__STATED EXERCISE__
Only the lines from the one with "What's the underlying" to the last line belong in your answer; write them out exactly and drop the pictures.

= = = = =

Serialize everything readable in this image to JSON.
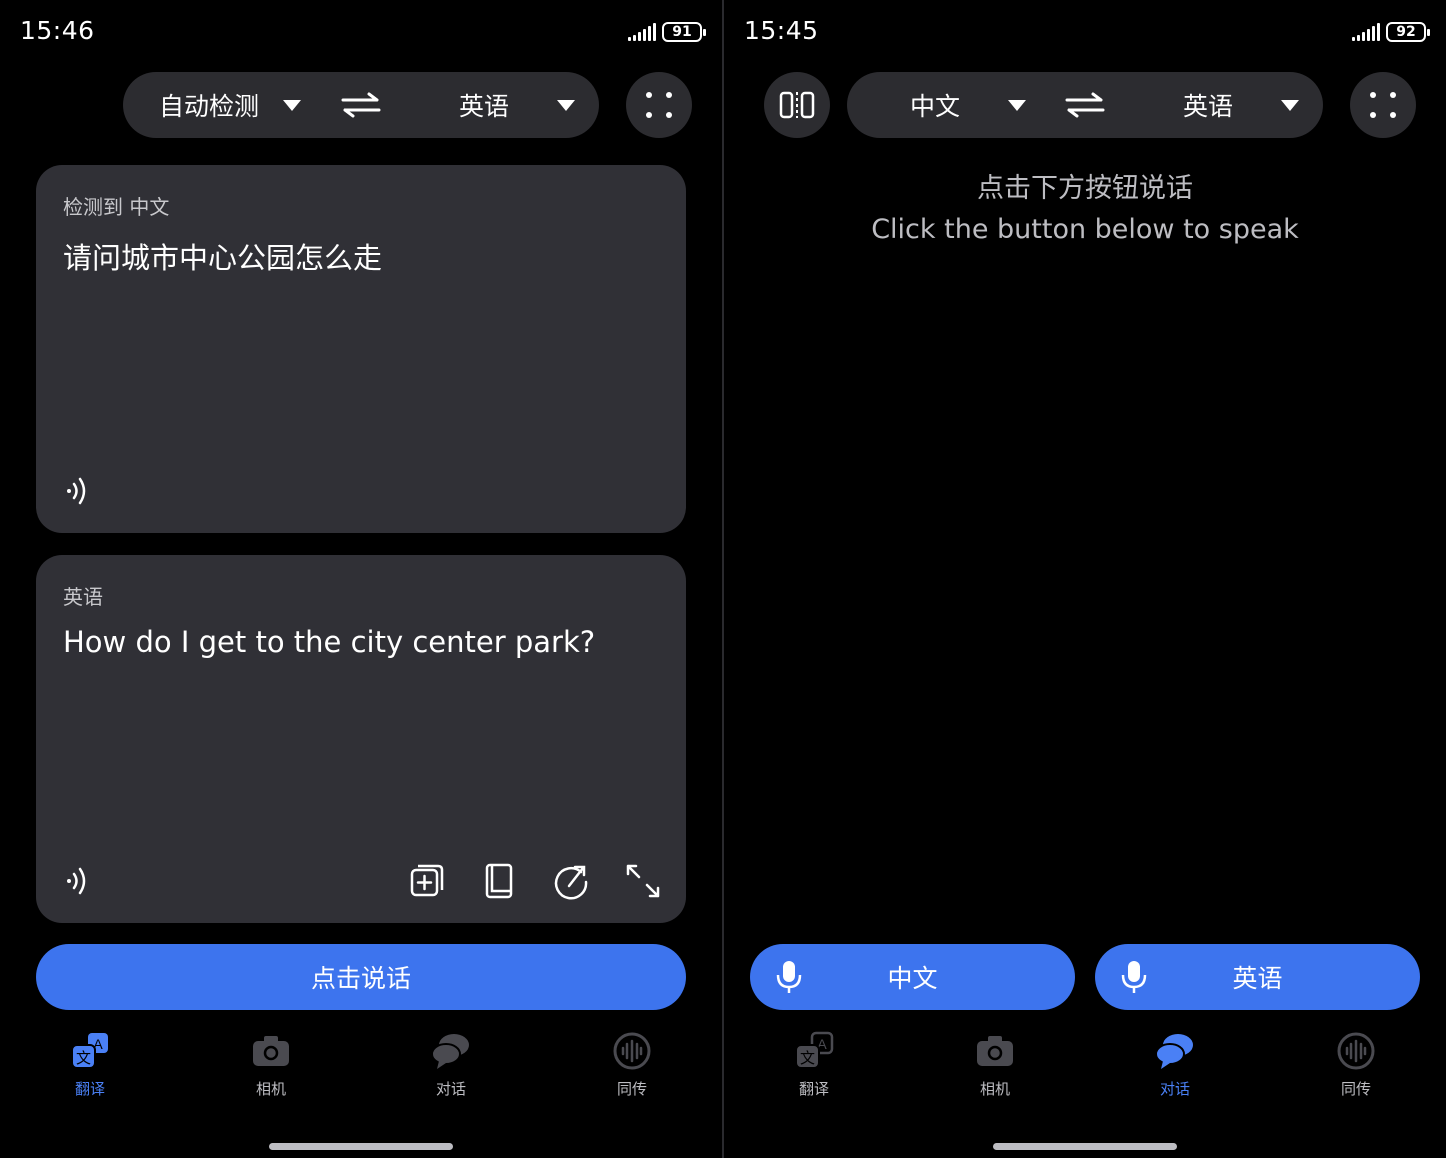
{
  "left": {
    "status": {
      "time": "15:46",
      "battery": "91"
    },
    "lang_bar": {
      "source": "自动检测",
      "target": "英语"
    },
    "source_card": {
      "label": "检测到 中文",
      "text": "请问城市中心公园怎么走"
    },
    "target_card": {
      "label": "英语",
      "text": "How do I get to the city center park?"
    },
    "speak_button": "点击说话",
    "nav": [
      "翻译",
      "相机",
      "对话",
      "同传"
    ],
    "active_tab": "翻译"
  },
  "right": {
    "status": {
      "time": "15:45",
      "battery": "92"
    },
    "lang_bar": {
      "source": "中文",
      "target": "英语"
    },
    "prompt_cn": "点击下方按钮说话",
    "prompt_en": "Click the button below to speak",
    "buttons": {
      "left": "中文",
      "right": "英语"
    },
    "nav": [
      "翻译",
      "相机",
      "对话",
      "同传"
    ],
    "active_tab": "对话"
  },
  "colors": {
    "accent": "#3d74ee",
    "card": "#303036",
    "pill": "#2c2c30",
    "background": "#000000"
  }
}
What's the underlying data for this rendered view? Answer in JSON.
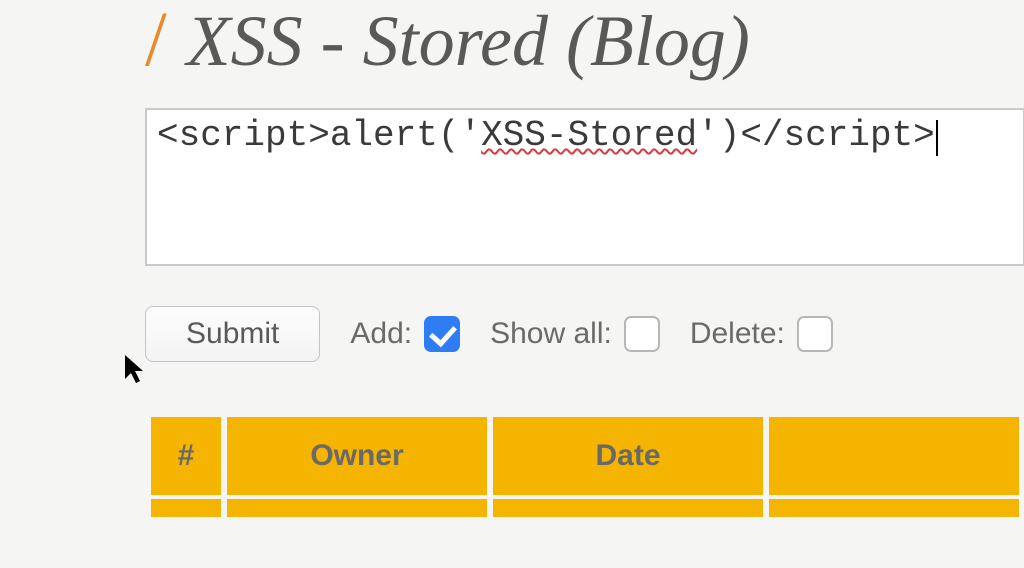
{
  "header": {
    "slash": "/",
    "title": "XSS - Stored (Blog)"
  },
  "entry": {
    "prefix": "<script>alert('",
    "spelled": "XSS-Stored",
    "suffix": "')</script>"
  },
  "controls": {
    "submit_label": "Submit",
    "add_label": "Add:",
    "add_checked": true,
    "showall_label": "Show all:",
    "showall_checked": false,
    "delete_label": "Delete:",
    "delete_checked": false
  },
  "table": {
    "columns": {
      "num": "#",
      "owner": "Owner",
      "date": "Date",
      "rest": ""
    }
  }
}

= = = = =

__EXERCISE RESULT__
What's the underlying data for this rendered view? Answer in JSON.
{
  "header": {
    "slash": "/",
    "title": "XSS - Stored (Blog)"
  },
  "entry": {
    "prefix": "<script>alert('",
    "spelled": "XSS-Stored",
    "suffix": "')</script>"
  },
  "controls": {
    "submit_label": "Submit",
    "add_label": "Add:",
    "add_checked": true,
    "showall_label": "Show all:",
    "showall_checked": false,
    "delete_label": "Delete:",
    "delete_checked": false
  },
  "table": {
    "columns": {
      "num": "#",
      "owner": "Owner",
      "date": "Date",
      "rest": ""
    }
  }
}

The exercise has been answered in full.